[Element box annotations]
##############################

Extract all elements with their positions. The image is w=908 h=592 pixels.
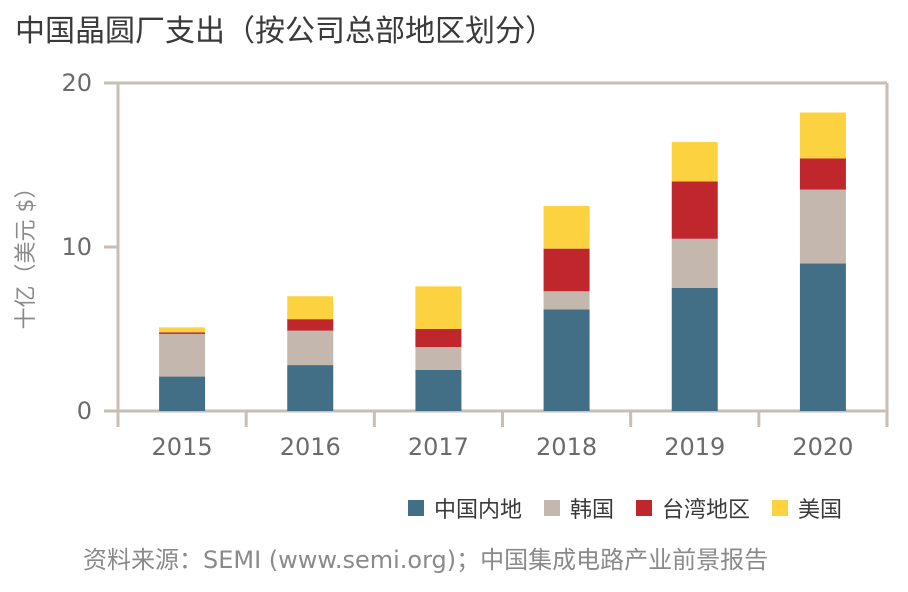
bar-segment: [543, 309, 590, 411]
bar-segment: [671, 142, 718, 182]
bar-segment: [159, 376, 206, 411]
bar-segment: [287, 365, 334, 411]
bar-segment: [799, 158, 846, 190]
legend-label: 台湾地区: [662, 498, 751, 523]
y-axis-label: 十亿（美元 $）: [14, 177, 39, 330]
chart-bars: [159, 112, 846, 411]
y-tick-label: 10: [61, 233, 92, 261]
bar-segment: [159, 332, 206, 334]
legend-item: 美国: [772, 492, 842, 524]
bar-segment: [543, 248, 590, 292]
legend-swatch: [636, 500, 653, 516]
legend-item: 韩国: [544, 492, 614, 524]
bar-segment: [415, 286, 462, 329]
bar-segment: [799, 112, 846, 159]
x-tick-label: 2020: [792, 433, 853, 461]
bar-segment: [543, 206, 590, 249]
bar-segment: [159, 327, 206, 333]
bar-segment: [799, 263, 846, 411]
legend-item: 台湾地区: [636, 492, 750, 524]
legend-label: 美国: [798, 498, 843, 523]
bar-segment: [799, 189, 846, 264]
x-tick-label: 2018: [536, 433, 597, 461]
chart-labels: 0 10 20 十亿（美元 $） 2015 2016 2017 2018 2019 2020: [14, 69, 853, 461]
bar-segment: [671, 288, 718, 411]
legend-swatch: [408, 500, 424, 516]
bar-segment: [287, 330, 334, 366]
bar-segment: [415, 329, 462, 348]
legend-label: 中国内地: [434, 498, 523, 523]
chart-axes: [104, 81, 889, 427]
source-note: 资料来源：SEMI (www.semi.org)；中国集成电路产业前景报告: [83, 546, 769, 574]
bar-segment: [671, 181, 718, 239]
bar-segment: [415, 347, 462, 370]
x-tick-label: 2017: [408, 433, 469, 461]
bar-segment: [543, 291, 590, 310]
chart-title: 中国晶圆厂支出（按公司总部地区划分）: [15, 14, 555, 49]
legend-item: 中国内地: [408, 492, 522, 524]
bar-segment: [671, 238, 718, 288]
legend-swatch: [772, 500, 789, 516]
bar-segment: [415, 370, 462, 411]
legend-label: 韩国: [570, 498, 615, 523]
y-tick-label: 0: [77, 397, 92, 425]
x-tick-label: 2019: [664, 433, 725, 461]
bar-segment: [287, 296, 334, 320]
bar-segment: [287, 319, 334, 331]
bar-segment: [159, 333, 206, 377]
x-tick-label: 2016: [280, 433, 341, 461]
chart-legend: 中国内地 韩国 台湾地区 美国: [408, 492, 842, 524]
legend-swatch: [544, 500, 561, 516]
x-tick-label: 2015: [152, 433, 213, 461]
y-tick-label: 20: [61, 69, 92, 97]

##############################

Render the lines of the items above, starting at the one containing "bar-segment: [543, 309, 590, 411]" and ending at the one containing "x-tick-label: 2018: [536, 433, 597, 461]", as a Markdown table with the columns Row and Line. Skip any blank lines.

| Row | Line |
|---|---|
| 1 | bar-segment: [543, 309, 590, 411] |
| 2 | bar-segment: [671, 142, 718, 182] |
| 3 | bar-segment: [159, 376, 206, 411] |
| 4 | bar-segment: [287, 365, 334, 411] |
| 5 | bar-segment: [799, 158, 846, 190] |
| 6 | legend-label: 台湾地区: [662, 498, 751, 523] |
| 7 | y-axis-label: 十亿（美元 $）: [14, 177, 39, 330] |
| 8 | chart-bars: [159, 112, 846, 411] |
| 9 | y-tick-label: 10: [61, 233, 92, 261] |
| 10 | bar-segment: [159, 332, 206, 334] |
| 11 | legend-item: 美国: [772, 492, 842, 524] |
| 12 | bar-segment: [543, 248, 590, 292] |
| 13 | legend-swatch: [636, 500, 653, 516] |
| 14 | legend-item: 韩国: [544, 492, 614, 524] |
| 15 | bar-segment: [415, 286, 462, 329] |
| 16 | bar-segment: [799, 112, 846, 159] |
| 17 | x-tick-label: 2020: [792, 433, 853, 461] |
| 18 | bar-segment: [543, 206, 590, 249] |
| 19 | bar-segment: [159, 327, 206, 333] |
| 20 | bar-segment: [799, 263, 846, 411] |
| 21 | legend-item: 台湾地区: [636, 492, 750, 524] |
| 22 | legend-label: 美国: [798, 498, 843, 523] |
| 23 | bar-segment: [799, 189, 846, 264] |
| 24 | x-tick-label: 2018: [536, 433, 597, 461] |